● PROBLEM DESCRIPTION:
Using the records below, give the number of lines where the word "cdots" appears, with no further output.

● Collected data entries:
_____
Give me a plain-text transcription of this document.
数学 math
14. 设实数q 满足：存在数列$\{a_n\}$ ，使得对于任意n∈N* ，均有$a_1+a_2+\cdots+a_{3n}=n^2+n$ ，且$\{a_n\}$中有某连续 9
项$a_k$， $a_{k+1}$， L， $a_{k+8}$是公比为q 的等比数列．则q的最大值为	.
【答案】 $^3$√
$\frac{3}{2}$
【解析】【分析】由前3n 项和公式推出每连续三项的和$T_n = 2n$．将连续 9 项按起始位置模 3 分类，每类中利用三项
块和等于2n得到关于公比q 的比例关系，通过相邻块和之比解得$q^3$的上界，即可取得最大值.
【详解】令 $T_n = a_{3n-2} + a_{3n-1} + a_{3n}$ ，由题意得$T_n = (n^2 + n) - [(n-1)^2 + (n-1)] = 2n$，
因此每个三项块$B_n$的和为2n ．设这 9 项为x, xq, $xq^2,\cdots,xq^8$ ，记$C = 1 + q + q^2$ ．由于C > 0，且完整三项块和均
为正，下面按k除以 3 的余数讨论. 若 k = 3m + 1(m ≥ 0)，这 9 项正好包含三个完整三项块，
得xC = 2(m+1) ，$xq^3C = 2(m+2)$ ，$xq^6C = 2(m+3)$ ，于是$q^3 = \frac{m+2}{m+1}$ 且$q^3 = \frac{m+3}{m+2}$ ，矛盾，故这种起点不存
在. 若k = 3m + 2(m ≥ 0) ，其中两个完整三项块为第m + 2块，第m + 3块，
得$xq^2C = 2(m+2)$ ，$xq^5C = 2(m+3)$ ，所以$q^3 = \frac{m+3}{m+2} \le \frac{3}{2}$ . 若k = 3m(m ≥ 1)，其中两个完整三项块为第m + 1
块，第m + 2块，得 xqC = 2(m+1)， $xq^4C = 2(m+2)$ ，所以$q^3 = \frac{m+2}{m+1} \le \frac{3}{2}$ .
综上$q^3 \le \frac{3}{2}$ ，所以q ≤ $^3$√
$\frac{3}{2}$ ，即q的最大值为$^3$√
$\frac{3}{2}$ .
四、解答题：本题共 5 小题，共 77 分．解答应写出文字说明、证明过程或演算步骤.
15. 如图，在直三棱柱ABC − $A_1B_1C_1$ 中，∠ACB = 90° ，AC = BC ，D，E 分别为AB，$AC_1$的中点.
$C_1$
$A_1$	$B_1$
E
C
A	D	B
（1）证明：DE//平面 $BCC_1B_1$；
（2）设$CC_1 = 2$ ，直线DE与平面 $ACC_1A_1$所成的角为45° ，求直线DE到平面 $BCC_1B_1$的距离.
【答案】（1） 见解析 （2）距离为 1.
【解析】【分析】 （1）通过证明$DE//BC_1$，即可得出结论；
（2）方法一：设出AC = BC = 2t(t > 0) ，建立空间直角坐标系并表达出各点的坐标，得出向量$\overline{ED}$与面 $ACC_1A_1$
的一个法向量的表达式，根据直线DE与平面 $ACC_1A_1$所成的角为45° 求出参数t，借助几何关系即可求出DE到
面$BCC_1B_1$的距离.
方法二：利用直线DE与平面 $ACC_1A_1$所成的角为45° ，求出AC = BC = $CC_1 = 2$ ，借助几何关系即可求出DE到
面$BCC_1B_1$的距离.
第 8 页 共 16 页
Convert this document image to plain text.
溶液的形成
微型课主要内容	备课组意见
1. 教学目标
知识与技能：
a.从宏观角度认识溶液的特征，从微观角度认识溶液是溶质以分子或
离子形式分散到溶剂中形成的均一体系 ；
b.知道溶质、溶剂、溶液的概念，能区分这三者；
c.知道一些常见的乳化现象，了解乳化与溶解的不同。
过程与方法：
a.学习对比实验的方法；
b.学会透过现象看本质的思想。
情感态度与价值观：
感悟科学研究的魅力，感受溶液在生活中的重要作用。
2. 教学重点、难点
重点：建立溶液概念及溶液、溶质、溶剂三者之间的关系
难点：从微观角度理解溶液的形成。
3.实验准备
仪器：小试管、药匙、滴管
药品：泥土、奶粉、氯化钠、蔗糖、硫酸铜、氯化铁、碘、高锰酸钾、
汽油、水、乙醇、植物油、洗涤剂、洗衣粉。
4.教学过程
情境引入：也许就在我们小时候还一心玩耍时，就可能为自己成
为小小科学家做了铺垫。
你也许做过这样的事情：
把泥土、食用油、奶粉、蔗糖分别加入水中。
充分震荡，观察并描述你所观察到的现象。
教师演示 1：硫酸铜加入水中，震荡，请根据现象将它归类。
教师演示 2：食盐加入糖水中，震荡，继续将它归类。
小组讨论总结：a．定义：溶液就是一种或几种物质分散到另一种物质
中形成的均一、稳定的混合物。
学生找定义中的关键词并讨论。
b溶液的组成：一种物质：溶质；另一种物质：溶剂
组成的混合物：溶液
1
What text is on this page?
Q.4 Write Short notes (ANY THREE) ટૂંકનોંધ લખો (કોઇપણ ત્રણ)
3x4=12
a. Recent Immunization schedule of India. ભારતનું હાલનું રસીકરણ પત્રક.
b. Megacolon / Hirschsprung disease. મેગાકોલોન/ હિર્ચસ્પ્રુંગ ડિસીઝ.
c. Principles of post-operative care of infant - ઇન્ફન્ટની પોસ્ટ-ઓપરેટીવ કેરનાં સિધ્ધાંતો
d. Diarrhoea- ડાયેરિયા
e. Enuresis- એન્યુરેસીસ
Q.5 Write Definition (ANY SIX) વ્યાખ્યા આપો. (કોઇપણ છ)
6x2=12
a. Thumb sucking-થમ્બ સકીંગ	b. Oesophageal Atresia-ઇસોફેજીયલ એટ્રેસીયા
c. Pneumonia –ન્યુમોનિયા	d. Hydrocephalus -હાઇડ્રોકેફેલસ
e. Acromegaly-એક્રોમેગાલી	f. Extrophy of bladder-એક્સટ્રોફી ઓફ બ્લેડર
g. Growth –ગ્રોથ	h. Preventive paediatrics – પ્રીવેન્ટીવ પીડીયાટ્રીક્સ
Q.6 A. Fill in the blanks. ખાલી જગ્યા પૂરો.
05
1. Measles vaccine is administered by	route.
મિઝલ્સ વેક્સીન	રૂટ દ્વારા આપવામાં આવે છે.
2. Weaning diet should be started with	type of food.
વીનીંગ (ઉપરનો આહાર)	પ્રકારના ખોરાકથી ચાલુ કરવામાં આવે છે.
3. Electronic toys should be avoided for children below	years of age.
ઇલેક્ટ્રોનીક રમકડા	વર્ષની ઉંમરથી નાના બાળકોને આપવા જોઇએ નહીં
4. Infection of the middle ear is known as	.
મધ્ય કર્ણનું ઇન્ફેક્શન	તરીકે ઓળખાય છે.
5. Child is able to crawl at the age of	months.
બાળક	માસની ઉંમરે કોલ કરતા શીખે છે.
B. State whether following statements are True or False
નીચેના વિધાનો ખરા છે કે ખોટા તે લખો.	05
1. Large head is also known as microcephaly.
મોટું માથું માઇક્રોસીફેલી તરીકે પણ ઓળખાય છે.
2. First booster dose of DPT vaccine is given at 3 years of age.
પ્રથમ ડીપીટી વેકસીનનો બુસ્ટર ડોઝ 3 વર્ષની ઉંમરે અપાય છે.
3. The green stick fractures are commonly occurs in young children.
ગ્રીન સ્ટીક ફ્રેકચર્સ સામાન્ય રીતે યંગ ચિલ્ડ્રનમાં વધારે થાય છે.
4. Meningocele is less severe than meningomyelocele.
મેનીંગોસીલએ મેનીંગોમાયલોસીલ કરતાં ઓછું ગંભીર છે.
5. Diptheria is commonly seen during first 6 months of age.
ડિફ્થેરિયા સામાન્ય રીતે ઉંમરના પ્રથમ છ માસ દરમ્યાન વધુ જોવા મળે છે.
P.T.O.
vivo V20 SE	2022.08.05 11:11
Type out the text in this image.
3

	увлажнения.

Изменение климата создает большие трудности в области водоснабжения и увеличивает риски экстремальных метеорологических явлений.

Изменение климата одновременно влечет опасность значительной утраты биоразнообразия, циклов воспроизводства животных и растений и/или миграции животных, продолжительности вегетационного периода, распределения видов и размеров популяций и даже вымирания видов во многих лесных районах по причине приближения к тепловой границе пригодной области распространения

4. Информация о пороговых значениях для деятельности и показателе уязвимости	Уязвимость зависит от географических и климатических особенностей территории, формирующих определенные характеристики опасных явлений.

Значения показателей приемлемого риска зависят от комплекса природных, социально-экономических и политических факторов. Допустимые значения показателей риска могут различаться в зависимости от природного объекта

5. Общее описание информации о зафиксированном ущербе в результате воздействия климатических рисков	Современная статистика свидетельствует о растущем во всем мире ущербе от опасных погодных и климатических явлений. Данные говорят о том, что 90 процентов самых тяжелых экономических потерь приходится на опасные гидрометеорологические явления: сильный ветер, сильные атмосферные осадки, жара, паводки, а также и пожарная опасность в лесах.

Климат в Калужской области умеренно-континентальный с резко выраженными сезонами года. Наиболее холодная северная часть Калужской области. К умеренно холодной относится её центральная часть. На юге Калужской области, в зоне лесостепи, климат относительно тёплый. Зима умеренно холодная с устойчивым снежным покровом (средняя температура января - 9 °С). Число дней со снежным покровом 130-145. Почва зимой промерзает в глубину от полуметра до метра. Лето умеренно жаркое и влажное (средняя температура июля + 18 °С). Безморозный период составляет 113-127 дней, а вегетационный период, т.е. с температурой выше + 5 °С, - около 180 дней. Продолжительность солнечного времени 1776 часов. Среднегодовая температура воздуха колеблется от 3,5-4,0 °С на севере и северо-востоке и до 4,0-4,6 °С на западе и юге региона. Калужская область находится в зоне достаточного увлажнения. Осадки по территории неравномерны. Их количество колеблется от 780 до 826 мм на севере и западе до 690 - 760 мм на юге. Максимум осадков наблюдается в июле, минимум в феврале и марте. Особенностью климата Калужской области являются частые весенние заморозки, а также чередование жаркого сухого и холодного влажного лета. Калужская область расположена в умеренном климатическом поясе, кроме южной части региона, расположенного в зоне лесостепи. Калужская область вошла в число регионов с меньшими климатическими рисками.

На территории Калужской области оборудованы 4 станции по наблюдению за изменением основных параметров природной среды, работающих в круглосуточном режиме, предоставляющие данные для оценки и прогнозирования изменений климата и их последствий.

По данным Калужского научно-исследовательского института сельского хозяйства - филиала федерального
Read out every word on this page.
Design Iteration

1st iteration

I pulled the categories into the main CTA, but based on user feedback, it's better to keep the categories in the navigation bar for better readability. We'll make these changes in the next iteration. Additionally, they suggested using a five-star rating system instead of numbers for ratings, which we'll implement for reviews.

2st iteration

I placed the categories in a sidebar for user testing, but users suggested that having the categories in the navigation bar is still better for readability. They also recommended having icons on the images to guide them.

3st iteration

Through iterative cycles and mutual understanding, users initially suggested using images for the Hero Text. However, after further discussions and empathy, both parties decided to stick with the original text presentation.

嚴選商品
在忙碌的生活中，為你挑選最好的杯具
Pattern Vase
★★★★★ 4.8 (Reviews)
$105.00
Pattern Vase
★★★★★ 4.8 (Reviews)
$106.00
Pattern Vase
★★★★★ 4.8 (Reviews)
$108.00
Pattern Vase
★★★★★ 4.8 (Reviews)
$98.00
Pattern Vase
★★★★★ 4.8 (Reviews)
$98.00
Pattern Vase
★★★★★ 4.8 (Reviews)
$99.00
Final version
_____
● THE OUTPUT:
2